[Short problem] Produce an exact copy of all the records.

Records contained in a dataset
_ _ _ _

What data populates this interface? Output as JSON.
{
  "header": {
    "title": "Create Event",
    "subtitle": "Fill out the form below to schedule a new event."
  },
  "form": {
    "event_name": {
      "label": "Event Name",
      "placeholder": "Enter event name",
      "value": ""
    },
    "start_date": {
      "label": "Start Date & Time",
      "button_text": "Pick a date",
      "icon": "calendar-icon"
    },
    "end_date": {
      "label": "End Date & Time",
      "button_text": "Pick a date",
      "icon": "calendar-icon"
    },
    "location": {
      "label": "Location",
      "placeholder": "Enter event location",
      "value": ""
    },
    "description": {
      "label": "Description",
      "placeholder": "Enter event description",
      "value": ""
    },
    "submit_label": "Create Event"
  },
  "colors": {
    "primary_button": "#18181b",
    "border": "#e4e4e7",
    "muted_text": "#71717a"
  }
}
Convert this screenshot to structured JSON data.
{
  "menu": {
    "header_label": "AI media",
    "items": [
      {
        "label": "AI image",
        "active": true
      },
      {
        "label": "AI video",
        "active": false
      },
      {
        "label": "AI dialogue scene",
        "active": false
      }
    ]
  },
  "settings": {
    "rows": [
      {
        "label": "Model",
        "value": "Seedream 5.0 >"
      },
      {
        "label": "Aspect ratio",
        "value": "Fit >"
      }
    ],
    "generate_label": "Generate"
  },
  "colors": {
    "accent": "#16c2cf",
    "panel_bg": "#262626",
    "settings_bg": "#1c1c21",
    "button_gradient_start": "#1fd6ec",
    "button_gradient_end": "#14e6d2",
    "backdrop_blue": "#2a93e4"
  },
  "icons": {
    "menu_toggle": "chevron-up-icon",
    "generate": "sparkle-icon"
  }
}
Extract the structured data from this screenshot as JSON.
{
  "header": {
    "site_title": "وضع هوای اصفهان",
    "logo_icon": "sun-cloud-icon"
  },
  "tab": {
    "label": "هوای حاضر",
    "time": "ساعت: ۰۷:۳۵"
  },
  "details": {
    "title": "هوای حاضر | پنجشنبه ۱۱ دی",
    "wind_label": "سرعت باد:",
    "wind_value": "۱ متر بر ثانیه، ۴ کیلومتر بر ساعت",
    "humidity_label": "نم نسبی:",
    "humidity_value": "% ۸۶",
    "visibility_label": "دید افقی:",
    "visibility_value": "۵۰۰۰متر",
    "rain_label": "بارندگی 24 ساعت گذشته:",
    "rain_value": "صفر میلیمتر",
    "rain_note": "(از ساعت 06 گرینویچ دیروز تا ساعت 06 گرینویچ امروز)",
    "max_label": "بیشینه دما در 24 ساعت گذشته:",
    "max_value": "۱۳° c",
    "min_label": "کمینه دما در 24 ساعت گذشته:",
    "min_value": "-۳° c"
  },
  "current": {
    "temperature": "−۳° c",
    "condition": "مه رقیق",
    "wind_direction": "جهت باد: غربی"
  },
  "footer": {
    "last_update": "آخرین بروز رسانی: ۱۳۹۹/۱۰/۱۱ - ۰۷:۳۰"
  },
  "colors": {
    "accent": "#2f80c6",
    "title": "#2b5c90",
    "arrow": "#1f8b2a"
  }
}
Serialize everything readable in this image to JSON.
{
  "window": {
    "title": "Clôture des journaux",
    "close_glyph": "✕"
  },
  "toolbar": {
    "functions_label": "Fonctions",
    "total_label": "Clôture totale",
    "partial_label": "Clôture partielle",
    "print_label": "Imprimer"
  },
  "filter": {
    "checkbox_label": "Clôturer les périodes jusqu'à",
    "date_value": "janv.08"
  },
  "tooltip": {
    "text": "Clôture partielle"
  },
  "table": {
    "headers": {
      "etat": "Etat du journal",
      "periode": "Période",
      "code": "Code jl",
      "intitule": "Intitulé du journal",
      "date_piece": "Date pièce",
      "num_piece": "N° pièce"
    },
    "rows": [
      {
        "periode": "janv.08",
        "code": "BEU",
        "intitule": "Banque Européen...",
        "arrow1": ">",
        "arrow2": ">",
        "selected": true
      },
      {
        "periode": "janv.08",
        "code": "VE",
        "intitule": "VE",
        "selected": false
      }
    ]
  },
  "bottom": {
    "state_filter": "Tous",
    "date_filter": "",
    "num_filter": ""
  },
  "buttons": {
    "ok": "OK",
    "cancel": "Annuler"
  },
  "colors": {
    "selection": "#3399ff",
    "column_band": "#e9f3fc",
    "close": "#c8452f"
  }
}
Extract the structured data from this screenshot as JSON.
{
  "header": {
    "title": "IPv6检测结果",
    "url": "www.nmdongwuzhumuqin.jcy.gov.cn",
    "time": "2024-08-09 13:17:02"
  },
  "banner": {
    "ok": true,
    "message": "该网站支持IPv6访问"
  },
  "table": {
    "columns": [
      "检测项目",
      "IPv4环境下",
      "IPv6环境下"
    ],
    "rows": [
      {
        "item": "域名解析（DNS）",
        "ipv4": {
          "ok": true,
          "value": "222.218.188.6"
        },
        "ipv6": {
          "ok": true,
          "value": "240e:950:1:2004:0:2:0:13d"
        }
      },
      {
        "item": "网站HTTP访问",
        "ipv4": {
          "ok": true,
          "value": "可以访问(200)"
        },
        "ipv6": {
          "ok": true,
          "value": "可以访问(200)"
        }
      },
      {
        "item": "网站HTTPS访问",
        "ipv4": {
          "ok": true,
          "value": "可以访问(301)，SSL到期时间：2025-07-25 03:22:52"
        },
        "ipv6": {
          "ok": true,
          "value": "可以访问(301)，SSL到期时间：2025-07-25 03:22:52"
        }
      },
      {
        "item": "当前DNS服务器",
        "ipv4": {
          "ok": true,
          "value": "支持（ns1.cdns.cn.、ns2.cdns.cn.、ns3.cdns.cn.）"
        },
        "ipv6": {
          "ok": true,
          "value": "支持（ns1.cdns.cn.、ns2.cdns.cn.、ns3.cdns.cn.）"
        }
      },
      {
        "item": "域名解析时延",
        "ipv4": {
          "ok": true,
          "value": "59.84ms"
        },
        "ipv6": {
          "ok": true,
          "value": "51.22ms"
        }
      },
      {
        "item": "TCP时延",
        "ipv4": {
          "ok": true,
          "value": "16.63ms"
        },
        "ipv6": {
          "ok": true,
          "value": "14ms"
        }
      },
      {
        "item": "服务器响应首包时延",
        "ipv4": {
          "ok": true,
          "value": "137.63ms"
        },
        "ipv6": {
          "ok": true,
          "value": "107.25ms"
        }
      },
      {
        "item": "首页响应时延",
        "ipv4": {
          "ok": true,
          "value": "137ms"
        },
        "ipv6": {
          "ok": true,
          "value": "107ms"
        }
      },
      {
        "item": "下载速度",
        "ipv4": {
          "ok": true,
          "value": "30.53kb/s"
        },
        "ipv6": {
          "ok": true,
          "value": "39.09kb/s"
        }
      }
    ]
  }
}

_ _ _ _

[Final result]
What data populates this interface? Output as JSON.
{
  "header": {
    "title": "Create Event",
    "subtitle": "Fill out the form below to schedule a new event."
  },
  "form": {
    "event_name": {
      "label": "Event Name",
      "placeholder": "Enter event name",
      "value": ""
    },
    "start_date": {
      "label": "Start Date & Time",
      "button_text": "Pick a date",
      "icon": "calendar-icon"
    },
    "end_date": {
      "label": "End Date & Time",
      "button_text": "Pick a date",
      "icon": "calendar-icon"
    },
    "location": {
      "label": "Location",
      "placeholder": "Enter event location",
      "value": ""
    },
    "description": {
      "label": "Description",
      "placeholder": "Enter event description",
      "value": ""
    },
    "submit_label": "Create Event"
  },
  "colors": {
    "primary_button": "#18181b",
    "border": "#e4e4e7",
    "muted_text": "#71717a"
  }
}
Convert this screenshot to structured JSON data.
{
  "menu": {
    "header_label": "AI media",
    "items": [
      {
        "label": "AI image",
        "active": true
      },
      {
        "label": "AI video",
        "active": false
      },
      {
        "label": "AI dialogue scene",
        "active": false
      }
    ]
  },
  "settings": {
    "rows": [
      {
        "label": "Model",
        "value": "Seedream 5.0 >"
      },
      {
        "label": "Aspect ratio",
        "value": "Fit >"
      }
    ],
    "generate_label": "Generate"
  },
  "colors": {
    "accent": "#16c2cf",
    "panel_bg": "#262626",
    "settings_bg": "#1c1c21",
    "button_gradient_start": "#1fd6ec",
    "button_gradient_end": "#14e6d2",
    "backdrop_blue": "#2a93e4"
  },
  "icons": {
    "menu_toggle": "chevron-up-icon",
    "generate": "sparkle-icon"
  }
}
Extract the structured data from this screenshot as JSON.
{
  "header": {
    "site_title": "وضع هوای اصفهان",
    "logo_icon": "sun-cloud-icon"
  },
  "tab": {
    "label": "هوای حاضر",
    "time": "ساعت: ۰۷:۳۵"
  },
  "details": {
    "title": "هوای حاضر | پنجشنبه ۱۱ دی",
    "wind_label": "سرعت باد:",
    "wind_value": "۱ متر بر ثانیه، ۴ کیلومتر بر ساعت",
    "humidity_label": "نم نسبی:",
    "humidity_value": "% ۸۶",
    "visibility_label": "دید افقی:",
    "visibility_value": "۵۰۰۰متر",
    "rain_label": "بارندگی 24 ساعت گذشته:",
    "rain_value": "صفر میلیمتر",
    "rain_note": "(از ساعت 06 گرینویچ دیروز تا ساعت 06 گرینویچ امروز)",
    "max_label": "بیشینه دما در 24 ساعت گذشته:",
    "max_value": "۱۳° c",
    "min_label": "کمینه دما در 24 ساعت گذشته:",
    "min_value": "-۳° c"
  },
  "current": {
    "temperature": "−۳° c",
    "condition": "مه رقیق",
    "wind_direction": "جهت باد: غربی"
  },
  "footer": {
    "last_update": "آخرین بروز رسانی: ۱۳۹۹/۱۰/۱۱ - ۰۷:۳۰"
  },
  "colors": {
    "accent": "#2f80c6",
    "title": "#2b5c90",
    "arrow": "#1f8b2a"
  }
}
Serialize everything readable in this image to JSON.
{
  "window": {
    "title": "Clôture des journaux",
    "close_glyph": "✕"
  },
  "toolbar": {
    "functions_label": "Fonctions",
    "total_label": "Clôture totale",
    "partial_label": "Clôture partielle",
    "print_label": "Imprimer"
  },
  "filter": {
    "checkbox_label": "Clôturer les périodes jusqu'à",
    "date_value": "janv.08"
  },
  "tooltip": {
    "text": "Clôture partielle"
  },
  "table": {
    "headers": {
      "etat": "Etat du journal",
      "periode": "Période",
      "code": "Code jl",
      "intitule": "Intitulé du journal",
      "date_piece": "Date pièce",
      "num_piece": "N° pièce"
    },
    "rows": [
      {
        "periode": "janv.08",
        "code": "BEU",
        "intitule": "Banque Européen...",
        "arrow1": ">",
        "arrow2": ">",
        "selected": true
      },
      {
        "periode": "janv.08",
        "code": "VE",
        "intitule": "VE",
        "selected": false
      }
    ]
  },
  "bottom": {
    "state_filter": "Tous",
    "date_filter": "",
    "num_filter": ""
  },
  "buttons": {
    "ok": "OK",
    "cancel": "Annuler"
  },
  "colors": {
    "selection": "#3399ff",
    "column_band": "#e9f3fc",
    "close": "#c8452f"
  }
}
Extract the structured data from this screenshot as JSON.
{
  "header": {
    "title": "IPv6检测结果",
    "url": "www.nmdongwuzhumuqin.jcy.gov.cn",
    "time": "2024-08-09 13:17:02"
  },
  "banner": {
    "ok": true,
    "message": "该网站支持IPv6访问"
  },
  "table": {
    "columns": [
      "检测项目",
      "IPv4环境下",
      "IPv6环境下"
    ],
    "rows": [
      {
        "item": "域名解析（DNS）",
        "ipv4": {
          "ok": true,
          "value": "222.218.188.6"
        },
        "ipv6": {
          "ok": true,
          "value": "240e:950:1:2004:0:2:0:13d"
        }
      },
      {
        "item": "网站HTTP访问",
        "ipv4": {
          "ok": true,
          "value": "可以访问(200)"
        },
        "ipv6": {
          "ok": true,
          "value": "可以访问(200)"
        }
      },
      {
        "item": "网站HTTPS访问",
        "ipv4": {
          "ok": true,
          "value": "可以访问(301)，SSL到期时间：2025-07-25 03:22:52"
        },
        "ipv6": {
          "ok": true,
          "value": "可以访问(301)，SSL到期时间：2025-07-25 03:22:52"
        }
      },
      {
        "item": "当前DNS服务器",
        "ipv4": {
          "ok": true,
          "value": "支持（ns1.cdns.cn.、ns2.cdns.cn.、ns3.cdns.cn.）"
        },
        "ipv6": {
          "ok": true,
          "value": "支持（ns1.cdns.cn.、ns2.cdns.cn.、ns3.cdns.cn.）"
        }
      },
      {
        "item": "域名解析时延",
        "ipv4": {
          "ok": true,
          "value": "59.84ms"
        },
        "ipv6": {
          "ok": true,
          "value": "51.22ms"
        }
      },
      {
        "item": "TCP时延",
        "ipv4": {
          "ok": true,
          "value": "16.63ms"
        },
        "ipv6": {
          "ok": true,
          "value": "14ms"
        }
      },
      {
        "item": "服务器响应首包时延",
        "ipv4": {
          "ok": true,
          "value": "137.63ms"
        },
        "ipv6": {
          "ok": true,
          "value": "107.25ms"
        }
      },
      {
        "item": "首页响应时延",
        "ipv4": {
          "ok": true,
          "value": "137ms"
        },
        "ipv6": {
          "ok": true,
          "value": "107ms"
        }
      },
      {
        "item": "下载速度",
        "ipv4": {
          "ok": true,
          "value": "30.53kb/s"
        },
        "ipv6": {
          "ok": true,
          "value": "39.09kb/s"
        }
      }
    ]
  }
}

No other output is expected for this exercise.